Dataset rows:
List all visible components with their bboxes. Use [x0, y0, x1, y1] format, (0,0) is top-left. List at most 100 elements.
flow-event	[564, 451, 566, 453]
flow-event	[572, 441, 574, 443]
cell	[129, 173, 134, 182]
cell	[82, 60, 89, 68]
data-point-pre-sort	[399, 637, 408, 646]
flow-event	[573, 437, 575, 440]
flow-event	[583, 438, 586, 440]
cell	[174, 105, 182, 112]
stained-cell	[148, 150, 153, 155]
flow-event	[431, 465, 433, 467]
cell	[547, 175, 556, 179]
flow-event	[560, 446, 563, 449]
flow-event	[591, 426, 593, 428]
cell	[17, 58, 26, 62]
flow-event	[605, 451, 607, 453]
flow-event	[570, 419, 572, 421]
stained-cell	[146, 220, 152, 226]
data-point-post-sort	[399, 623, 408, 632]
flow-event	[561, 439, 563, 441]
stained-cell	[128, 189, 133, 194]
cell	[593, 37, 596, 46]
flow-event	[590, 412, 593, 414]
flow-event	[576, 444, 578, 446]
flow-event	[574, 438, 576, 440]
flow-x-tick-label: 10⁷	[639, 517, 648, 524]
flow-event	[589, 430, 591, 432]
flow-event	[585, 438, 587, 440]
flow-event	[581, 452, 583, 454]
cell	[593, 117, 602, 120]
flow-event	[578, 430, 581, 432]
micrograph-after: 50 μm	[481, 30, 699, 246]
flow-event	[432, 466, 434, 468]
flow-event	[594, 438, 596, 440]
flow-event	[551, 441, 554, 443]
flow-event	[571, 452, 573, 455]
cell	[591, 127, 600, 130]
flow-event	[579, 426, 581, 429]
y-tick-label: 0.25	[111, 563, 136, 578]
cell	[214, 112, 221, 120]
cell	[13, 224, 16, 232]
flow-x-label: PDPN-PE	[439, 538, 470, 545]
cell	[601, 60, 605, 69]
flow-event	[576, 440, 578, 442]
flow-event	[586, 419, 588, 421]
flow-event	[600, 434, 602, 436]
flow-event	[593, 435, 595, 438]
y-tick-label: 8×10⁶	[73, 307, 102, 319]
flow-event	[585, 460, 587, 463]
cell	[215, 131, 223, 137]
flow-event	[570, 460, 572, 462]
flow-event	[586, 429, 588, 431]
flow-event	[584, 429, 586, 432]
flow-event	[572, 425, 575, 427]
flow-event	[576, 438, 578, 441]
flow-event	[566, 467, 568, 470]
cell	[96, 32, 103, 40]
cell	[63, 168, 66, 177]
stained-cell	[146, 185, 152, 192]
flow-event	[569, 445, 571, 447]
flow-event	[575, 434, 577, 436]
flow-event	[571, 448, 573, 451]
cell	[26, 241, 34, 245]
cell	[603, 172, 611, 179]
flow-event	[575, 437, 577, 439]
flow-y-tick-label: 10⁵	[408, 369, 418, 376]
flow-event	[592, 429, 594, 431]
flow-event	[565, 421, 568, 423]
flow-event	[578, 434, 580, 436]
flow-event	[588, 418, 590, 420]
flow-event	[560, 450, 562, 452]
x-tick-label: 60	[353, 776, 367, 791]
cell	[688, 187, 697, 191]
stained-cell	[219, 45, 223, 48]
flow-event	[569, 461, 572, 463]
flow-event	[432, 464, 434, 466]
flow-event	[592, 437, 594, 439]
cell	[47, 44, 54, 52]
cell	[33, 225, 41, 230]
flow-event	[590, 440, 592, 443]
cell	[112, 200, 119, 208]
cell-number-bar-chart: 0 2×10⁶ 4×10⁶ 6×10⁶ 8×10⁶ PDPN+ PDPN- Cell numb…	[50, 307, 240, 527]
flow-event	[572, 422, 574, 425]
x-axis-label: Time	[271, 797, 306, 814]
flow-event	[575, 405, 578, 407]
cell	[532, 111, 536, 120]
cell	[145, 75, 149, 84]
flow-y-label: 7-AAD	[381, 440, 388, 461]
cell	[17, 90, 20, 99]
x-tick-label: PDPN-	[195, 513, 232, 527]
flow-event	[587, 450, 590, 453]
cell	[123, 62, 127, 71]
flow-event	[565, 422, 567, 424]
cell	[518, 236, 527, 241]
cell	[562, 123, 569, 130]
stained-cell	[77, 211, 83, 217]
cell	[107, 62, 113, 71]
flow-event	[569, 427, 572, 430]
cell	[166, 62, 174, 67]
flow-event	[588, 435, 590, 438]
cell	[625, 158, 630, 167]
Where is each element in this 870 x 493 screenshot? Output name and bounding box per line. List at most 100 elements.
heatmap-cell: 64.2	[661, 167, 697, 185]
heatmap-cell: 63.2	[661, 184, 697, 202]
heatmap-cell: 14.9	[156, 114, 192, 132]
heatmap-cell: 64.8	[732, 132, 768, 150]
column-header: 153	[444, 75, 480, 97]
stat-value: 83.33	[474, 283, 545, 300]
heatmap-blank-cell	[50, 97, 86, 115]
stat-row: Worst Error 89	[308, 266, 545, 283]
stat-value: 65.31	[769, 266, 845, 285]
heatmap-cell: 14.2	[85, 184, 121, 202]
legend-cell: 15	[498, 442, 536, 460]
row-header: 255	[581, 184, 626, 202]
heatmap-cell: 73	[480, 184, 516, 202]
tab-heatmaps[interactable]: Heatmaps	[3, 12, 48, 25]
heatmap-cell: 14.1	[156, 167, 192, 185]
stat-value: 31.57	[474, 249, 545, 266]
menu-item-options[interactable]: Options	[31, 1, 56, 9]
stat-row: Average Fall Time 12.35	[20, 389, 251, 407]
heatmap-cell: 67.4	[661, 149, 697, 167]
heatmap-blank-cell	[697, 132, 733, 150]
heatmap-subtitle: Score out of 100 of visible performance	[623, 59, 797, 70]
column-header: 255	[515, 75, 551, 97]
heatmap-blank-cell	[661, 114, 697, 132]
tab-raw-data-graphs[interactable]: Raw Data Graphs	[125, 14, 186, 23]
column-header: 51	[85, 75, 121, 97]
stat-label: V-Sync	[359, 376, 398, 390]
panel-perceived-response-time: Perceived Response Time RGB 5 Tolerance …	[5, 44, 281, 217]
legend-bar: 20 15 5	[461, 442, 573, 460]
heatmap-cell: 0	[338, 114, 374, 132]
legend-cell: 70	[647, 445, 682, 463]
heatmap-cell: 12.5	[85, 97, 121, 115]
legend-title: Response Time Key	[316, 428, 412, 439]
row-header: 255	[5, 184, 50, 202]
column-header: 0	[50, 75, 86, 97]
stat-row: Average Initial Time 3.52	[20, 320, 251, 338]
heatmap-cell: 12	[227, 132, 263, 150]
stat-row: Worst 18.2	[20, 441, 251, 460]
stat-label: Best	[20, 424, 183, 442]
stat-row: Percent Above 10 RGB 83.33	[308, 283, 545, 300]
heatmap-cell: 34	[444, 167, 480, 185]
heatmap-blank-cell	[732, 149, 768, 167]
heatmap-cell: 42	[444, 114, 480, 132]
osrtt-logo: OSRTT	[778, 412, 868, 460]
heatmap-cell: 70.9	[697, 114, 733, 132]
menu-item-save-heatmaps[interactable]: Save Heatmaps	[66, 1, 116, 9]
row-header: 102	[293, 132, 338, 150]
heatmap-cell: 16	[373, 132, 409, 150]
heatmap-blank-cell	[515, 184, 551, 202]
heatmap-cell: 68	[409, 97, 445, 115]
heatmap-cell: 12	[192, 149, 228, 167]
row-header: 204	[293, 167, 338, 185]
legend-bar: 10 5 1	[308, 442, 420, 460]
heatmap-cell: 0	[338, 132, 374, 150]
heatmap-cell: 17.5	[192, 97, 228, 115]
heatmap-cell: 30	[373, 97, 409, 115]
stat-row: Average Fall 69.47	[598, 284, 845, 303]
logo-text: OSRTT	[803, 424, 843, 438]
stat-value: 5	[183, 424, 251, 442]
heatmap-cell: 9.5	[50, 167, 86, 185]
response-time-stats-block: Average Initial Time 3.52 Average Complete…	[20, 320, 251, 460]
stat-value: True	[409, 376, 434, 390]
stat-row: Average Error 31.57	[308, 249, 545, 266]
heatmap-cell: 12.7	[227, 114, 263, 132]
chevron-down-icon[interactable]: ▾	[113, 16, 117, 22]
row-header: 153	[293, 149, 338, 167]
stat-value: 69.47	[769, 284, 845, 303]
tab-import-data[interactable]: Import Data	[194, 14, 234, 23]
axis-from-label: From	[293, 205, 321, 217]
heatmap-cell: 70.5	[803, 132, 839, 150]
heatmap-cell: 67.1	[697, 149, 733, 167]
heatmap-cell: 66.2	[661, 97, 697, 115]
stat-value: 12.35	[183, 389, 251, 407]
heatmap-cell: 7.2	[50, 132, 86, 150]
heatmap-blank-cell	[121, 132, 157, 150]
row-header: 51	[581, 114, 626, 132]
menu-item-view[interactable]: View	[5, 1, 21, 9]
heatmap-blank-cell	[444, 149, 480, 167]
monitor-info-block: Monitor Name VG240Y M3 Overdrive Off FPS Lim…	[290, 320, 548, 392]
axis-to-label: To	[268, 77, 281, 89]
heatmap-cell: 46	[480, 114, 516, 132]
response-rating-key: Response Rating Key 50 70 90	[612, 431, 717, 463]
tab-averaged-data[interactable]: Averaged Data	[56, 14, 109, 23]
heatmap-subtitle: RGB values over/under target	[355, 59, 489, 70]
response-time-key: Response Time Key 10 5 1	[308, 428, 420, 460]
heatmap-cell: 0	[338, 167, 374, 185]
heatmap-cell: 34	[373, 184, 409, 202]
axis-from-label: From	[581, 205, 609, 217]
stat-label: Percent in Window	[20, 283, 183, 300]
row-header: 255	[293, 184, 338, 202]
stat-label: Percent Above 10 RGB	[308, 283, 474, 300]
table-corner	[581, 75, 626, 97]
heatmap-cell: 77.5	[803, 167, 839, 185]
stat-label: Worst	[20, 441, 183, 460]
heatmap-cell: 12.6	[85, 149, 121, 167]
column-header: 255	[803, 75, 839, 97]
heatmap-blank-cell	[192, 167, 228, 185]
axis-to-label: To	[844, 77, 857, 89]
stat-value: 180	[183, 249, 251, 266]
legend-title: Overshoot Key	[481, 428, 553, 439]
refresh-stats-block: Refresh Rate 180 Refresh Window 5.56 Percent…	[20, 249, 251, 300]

Short problem:
Recast the dataset rows from the start through the line containing "117, 602, 120]", inclusive, as a numbered list, leaving out any blank lines.

Task solution:
1. List all visible components with their bboxes. Use [x0, y0, x1, y1] format, (0,0) is top-left. List at most 100 elements.
2. flow-event	[564, 451, 566, 453]
3. flow-event	[572, 441, 574, 443]
4. cell	[129, 173, 134, 182]
5. cell	[82, 60, 89, 68]
6. data-point-pre-sort	[399, 637, 408, 646]
7. flow-event	[573, 437, 575, 440]
8. flow-event	[583, 438, 586, 440]
9. cell	[174, 105, 182, 112]
10. stained-cell	[148, 150, 153, 155]
11. flow-event	[431, 465, 433, 467]
12. cell	[547, 175, 556, 179]
13. flow-event	[560, 446, 563, 449]
14. flow-event	[591, 426, 593, 428]
15. cell	[17, 58, 26, 62]
16. flow-event	[605, 451, 607, 453]
17. flow-event	[570, 419, 572, 421]
18. stained-cell	[146, 220, 152, 226]
19. data-point-post-sort	[399, 623, 408, 632]
20. flow-event	[561, 439, 563, 441]
21. stained-cell	[128, 189, 133, 194]
22. cell	[593, 37, 596, 46]
23. flow-event	[590, 412, 593, 414]
24. flow-event	[576, 444, 578, 446]
25. flow-event	[574, 438, 576, 440]
26. flow-x-tick-label: 10⁷	[639, 517, 648, 524]
27. flow-event	[589, 430, 591, 432]
28. flow-event	[585, 438, 587, 440]
29. flow-event	[581, 452, 583, 454]
30. cell	[593, 117, 602, 120]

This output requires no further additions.